__To be done__:
Below are some records. Count the lines with "median" in them and give nothing but the total.

Records from a dataset:

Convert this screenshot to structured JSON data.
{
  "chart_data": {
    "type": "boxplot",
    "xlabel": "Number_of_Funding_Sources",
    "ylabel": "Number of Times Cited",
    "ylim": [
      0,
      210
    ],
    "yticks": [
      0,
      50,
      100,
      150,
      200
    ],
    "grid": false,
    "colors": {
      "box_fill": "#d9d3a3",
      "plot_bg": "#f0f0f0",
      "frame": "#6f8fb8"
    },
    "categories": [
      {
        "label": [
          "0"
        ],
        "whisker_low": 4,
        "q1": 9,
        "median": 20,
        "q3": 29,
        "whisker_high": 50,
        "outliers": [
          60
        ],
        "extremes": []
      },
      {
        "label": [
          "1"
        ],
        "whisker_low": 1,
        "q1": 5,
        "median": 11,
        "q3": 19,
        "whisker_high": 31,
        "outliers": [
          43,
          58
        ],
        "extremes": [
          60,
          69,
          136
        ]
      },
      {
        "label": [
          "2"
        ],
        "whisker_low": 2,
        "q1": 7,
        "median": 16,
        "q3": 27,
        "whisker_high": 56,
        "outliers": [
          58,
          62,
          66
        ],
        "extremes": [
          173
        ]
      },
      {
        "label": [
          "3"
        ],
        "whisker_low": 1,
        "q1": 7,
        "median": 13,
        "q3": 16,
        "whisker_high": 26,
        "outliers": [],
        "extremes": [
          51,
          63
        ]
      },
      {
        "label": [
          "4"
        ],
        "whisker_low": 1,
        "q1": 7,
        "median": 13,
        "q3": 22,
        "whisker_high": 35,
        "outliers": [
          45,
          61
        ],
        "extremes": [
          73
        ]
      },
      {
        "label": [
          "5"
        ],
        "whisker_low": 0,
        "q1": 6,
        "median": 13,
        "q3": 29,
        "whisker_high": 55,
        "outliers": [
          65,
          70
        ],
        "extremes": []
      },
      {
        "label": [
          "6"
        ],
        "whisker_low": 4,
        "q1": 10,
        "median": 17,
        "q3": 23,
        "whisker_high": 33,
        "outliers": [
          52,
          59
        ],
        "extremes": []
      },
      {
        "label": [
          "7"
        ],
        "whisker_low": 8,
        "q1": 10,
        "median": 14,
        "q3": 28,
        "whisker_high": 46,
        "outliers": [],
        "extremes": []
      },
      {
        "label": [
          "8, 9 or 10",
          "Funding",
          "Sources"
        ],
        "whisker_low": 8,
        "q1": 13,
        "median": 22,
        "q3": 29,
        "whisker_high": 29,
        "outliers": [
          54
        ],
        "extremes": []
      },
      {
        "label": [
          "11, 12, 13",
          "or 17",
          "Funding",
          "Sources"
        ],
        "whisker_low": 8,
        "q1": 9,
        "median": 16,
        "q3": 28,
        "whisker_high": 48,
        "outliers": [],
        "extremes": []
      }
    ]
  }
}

__Answer to this task__:
10